_PROBLEM STATEMENT_
Lift every line from the entries that includes the word "marker".

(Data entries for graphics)
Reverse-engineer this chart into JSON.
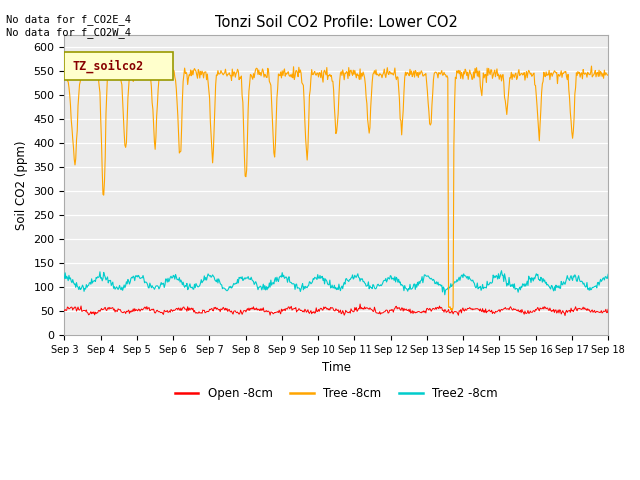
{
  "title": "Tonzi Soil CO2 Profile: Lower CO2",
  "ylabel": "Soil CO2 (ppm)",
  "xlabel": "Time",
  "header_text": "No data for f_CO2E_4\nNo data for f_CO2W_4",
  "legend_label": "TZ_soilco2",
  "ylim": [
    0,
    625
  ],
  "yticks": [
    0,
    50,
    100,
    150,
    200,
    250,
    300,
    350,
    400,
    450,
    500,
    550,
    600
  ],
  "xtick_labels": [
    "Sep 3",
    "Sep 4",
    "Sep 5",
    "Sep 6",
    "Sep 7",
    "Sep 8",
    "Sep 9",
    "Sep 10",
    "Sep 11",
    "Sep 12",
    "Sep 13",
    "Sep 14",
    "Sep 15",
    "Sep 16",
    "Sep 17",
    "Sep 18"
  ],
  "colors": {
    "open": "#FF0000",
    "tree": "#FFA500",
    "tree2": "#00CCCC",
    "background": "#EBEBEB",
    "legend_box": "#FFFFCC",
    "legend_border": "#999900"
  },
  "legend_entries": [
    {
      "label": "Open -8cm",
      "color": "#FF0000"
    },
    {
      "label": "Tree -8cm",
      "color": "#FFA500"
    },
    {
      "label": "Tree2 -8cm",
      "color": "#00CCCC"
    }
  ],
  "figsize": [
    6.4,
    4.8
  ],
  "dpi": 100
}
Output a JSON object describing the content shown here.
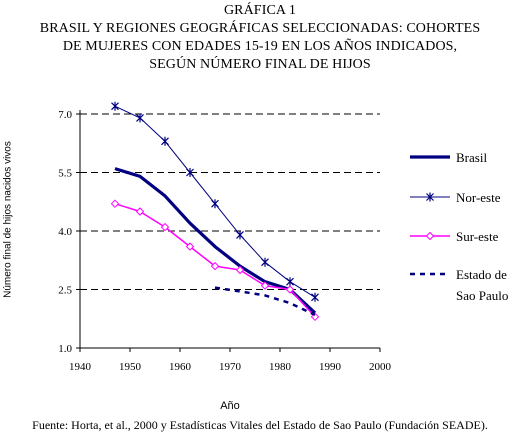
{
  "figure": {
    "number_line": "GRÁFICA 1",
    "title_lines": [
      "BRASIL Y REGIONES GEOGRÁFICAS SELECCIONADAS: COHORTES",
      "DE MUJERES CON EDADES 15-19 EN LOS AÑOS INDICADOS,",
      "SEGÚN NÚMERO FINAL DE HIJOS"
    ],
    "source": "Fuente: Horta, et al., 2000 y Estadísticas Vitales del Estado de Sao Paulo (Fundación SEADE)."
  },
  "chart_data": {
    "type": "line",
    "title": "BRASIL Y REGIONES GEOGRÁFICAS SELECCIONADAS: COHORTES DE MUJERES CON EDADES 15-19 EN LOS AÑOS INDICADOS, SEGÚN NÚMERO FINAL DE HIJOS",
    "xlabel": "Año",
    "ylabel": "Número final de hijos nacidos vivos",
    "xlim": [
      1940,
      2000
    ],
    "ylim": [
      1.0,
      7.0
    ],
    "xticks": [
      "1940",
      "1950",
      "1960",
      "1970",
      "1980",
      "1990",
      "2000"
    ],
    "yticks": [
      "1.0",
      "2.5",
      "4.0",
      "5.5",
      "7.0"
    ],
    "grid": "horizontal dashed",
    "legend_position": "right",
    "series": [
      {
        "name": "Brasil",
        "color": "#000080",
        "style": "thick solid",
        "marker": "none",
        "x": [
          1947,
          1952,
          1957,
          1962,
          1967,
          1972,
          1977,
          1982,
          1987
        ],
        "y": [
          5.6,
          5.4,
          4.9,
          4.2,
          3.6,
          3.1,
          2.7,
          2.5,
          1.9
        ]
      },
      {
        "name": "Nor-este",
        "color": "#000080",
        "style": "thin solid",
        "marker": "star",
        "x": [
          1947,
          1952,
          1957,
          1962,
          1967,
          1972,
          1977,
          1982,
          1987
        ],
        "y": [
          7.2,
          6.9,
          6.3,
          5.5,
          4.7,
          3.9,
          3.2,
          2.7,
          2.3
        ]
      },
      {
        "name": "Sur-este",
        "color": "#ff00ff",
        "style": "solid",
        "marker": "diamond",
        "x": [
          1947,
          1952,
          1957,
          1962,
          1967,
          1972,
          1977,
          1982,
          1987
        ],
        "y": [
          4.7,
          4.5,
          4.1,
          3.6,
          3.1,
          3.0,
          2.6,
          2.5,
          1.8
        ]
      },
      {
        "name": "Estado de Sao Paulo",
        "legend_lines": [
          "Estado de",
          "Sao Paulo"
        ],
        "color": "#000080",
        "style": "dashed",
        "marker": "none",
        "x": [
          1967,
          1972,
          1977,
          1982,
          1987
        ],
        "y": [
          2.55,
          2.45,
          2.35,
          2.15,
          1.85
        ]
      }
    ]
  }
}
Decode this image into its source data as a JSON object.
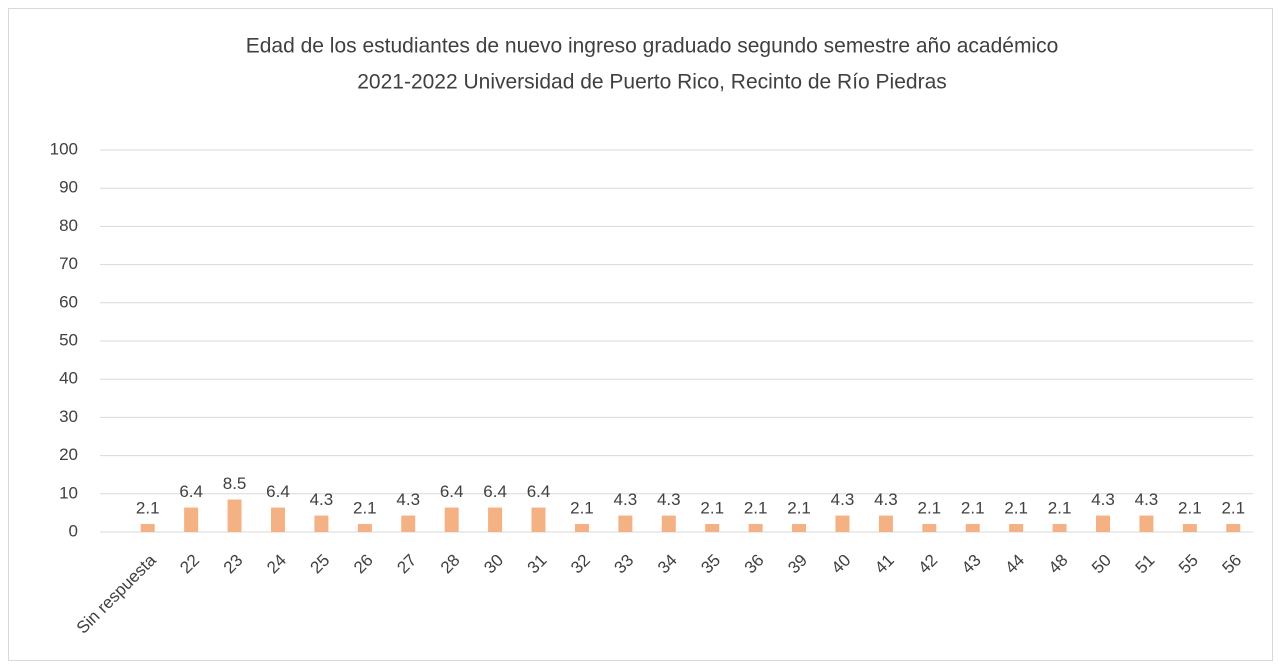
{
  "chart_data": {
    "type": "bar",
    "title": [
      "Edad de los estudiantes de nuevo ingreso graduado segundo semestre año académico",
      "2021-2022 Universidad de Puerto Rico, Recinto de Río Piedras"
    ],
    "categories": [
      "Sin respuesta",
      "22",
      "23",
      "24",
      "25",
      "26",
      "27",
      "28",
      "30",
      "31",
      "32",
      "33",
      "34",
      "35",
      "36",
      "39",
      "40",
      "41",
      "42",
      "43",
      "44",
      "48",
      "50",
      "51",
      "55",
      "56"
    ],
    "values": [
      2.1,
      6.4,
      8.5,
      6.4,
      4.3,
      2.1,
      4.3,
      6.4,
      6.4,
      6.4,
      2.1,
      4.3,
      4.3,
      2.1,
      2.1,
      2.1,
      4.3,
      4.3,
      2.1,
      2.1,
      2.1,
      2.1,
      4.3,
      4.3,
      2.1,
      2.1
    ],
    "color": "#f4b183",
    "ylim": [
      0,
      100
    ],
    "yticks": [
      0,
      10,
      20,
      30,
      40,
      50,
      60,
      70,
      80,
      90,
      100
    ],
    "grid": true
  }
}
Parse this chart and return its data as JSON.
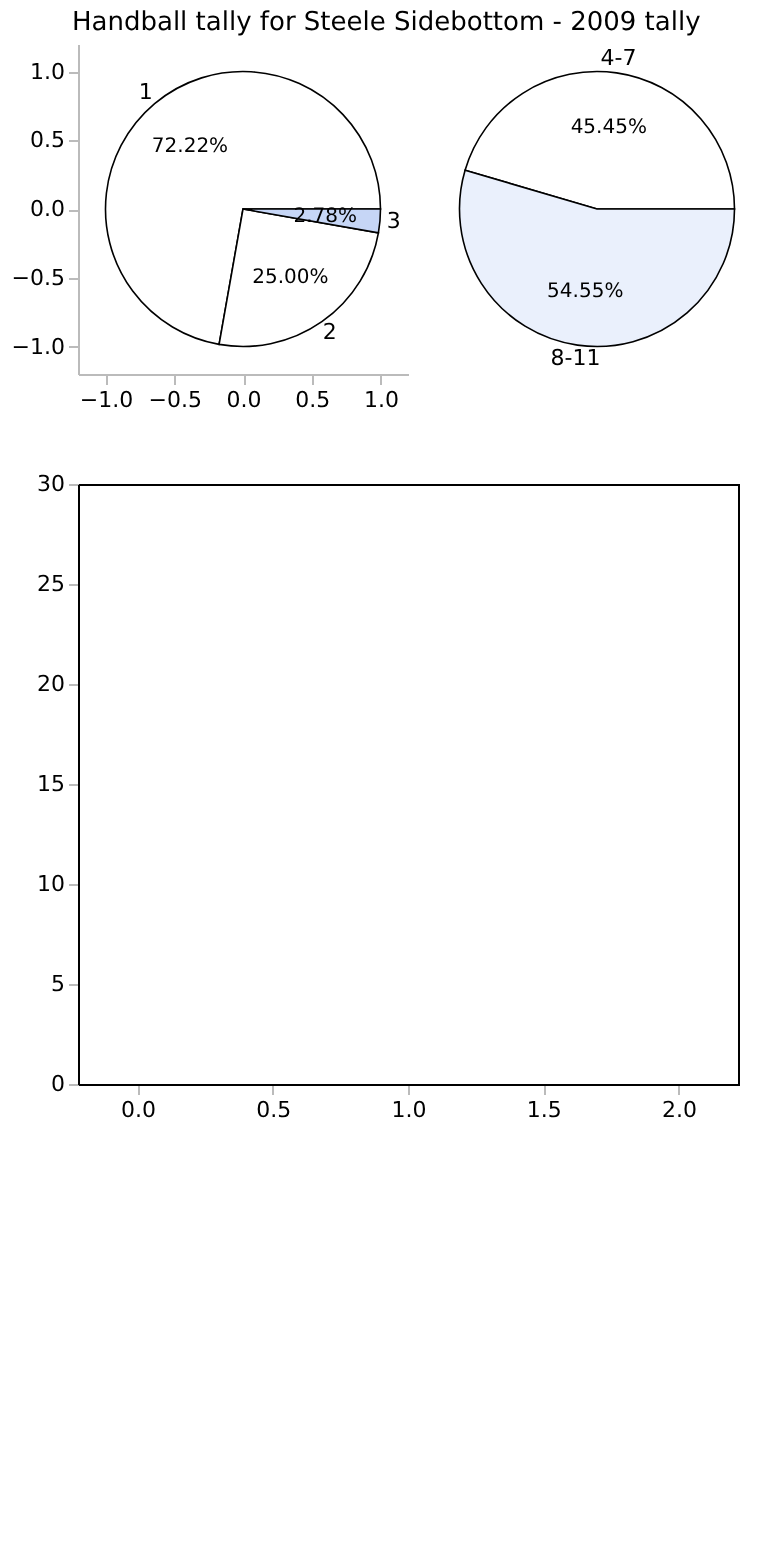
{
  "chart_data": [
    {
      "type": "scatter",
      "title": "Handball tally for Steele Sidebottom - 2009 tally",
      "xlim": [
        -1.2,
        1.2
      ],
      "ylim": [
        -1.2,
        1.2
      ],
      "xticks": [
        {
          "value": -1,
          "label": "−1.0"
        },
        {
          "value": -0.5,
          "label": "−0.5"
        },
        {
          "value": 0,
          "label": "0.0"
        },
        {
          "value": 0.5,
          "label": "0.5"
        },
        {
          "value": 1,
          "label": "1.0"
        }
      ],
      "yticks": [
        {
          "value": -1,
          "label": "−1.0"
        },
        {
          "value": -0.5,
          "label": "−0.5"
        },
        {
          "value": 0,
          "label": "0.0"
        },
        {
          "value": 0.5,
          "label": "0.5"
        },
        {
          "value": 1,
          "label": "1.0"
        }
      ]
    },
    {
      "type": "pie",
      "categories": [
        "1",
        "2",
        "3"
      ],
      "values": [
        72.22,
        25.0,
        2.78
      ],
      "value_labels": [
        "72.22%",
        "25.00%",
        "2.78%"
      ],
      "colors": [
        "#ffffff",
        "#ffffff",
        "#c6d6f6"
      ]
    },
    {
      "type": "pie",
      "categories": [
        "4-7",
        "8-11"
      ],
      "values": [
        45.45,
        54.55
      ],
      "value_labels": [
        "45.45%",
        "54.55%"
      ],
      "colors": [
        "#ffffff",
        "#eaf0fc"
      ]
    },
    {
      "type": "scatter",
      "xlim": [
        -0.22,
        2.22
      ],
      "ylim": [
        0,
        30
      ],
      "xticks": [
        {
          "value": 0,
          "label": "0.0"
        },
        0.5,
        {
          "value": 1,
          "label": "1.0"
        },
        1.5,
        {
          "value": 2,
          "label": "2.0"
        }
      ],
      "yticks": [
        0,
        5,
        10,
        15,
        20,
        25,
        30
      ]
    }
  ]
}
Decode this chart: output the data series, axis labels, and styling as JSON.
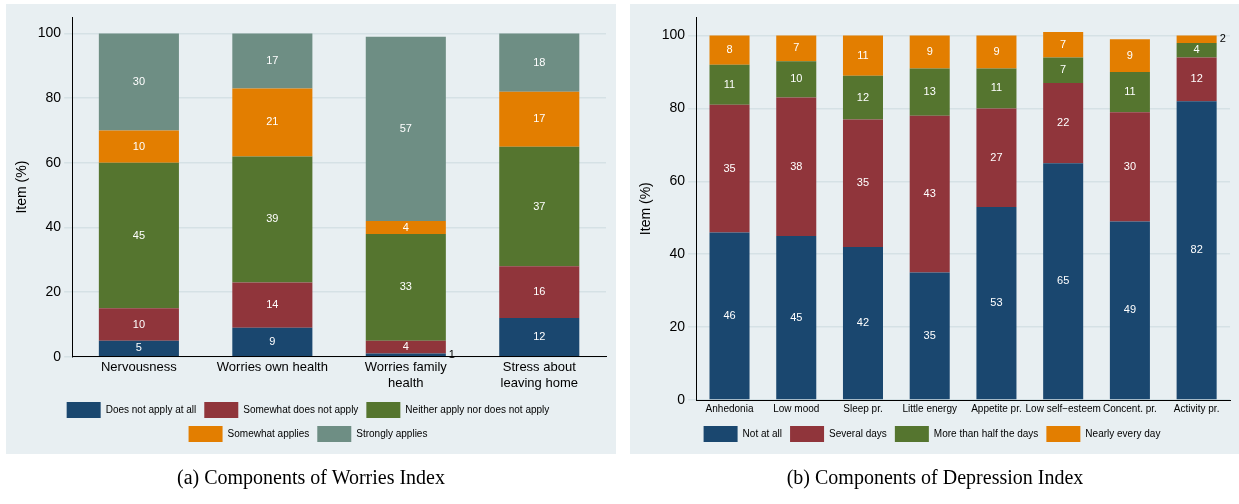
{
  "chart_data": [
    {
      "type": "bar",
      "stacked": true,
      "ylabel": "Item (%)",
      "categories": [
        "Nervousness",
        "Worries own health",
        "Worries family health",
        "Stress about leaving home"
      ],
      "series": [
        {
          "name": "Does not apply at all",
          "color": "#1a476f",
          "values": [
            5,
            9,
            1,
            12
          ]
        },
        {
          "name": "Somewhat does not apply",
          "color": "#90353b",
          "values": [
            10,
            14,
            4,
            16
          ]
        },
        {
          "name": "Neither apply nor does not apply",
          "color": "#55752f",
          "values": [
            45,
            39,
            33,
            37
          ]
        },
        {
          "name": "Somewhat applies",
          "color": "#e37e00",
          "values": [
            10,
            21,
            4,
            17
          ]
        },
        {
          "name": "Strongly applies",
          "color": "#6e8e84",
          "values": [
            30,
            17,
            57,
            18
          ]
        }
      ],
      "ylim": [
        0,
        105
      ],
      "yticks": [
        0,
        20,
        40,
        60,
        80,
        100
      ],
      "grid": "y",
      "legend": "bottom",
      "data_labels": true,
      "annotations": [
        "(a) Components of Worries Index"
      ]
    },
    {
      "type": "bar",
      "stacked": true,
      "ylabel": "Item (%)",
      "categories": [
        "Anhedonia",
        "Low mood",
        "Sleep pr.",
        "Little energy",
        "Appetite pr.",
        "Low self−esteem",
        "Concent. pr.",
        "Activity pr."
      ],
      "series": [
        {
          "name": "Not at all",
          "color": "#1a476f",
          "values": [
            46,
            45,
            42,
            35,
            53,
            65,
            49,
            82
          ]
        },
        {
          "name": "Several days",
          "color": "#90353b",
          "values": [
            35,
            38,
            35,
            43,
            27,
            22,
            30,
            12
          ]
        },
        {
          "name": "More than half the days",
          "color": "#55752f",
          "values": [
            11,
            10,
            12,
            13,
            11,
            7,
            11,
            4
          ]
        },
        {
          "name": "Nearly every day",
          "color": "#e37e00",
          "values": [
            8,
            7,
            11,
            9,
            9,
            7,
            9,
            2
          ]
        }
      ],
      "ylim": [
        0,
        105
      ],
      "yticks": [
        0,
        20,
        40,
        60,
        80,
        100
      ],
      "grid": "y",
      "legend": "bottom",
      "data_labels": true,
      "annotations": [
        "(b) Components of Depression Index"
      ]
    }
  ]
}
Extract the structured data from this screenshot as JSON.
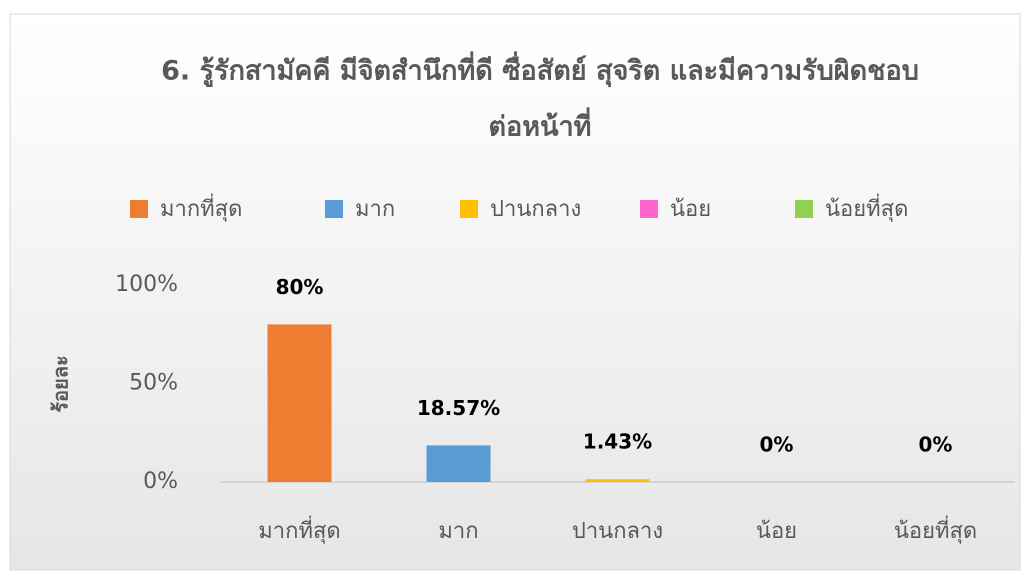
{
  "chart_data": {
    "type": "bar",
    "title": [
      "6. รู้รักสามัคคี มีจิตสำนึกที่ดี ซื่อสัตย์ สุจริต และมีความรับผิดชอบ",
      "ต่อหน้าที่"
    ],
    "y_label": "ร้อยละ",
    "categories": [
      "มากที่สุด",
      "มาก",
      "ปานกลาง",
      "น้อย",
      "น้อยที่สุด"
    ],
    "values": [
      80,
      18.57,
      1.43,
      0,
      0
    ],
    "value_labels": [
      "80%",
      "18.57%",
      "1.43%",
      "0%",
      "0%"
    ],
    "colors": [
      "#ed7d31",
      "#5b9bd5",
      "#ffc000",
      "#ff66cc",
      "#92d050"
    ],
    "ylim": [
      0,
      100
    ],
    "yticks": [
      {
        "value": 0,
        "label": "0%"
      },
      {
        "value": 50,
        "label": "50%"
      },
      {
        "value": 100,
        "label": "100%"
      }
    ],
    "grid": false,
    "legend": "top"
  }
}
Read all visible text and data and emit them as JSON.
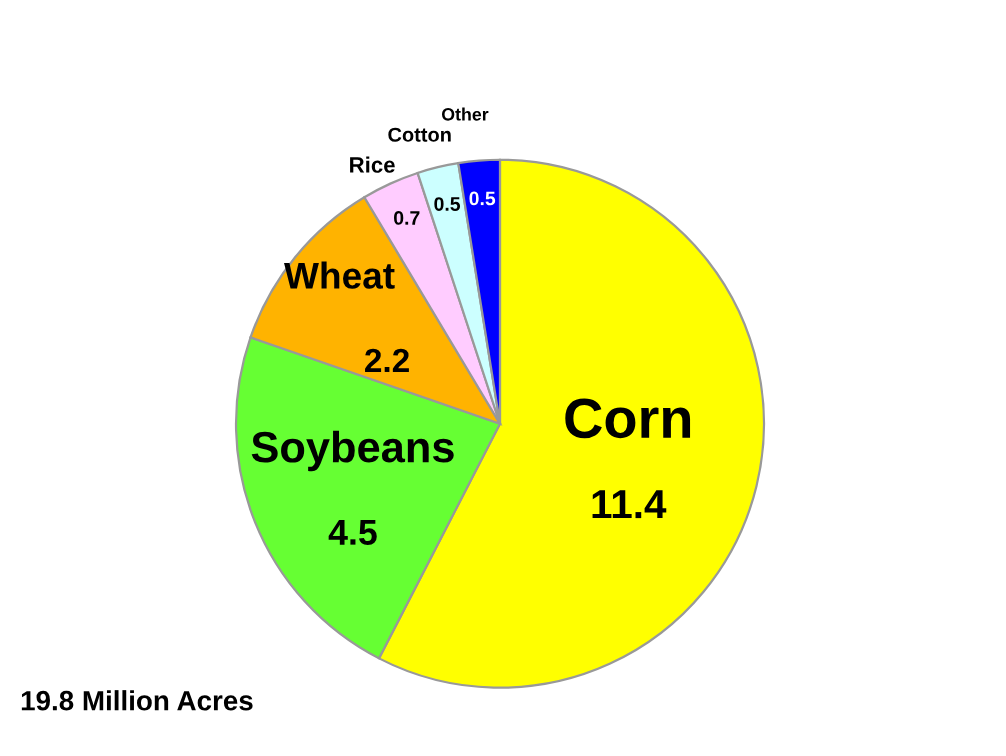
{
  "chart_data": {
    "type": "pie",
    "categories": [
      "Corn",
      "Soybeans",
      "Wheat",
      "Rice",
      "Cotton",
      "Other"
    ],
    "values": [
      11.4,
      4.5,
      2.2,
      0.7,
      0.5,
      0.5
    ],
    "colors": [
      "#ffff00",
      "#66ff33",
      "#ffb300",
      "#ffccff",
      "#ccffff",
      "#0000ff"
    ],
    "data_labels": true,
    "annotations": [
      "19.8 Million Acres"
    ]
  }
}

_SOLUTION TO THIS PROBLEM_
        "marker": "none",
        "marker": "star",
        "marker": "diamond",
        "marker": "none",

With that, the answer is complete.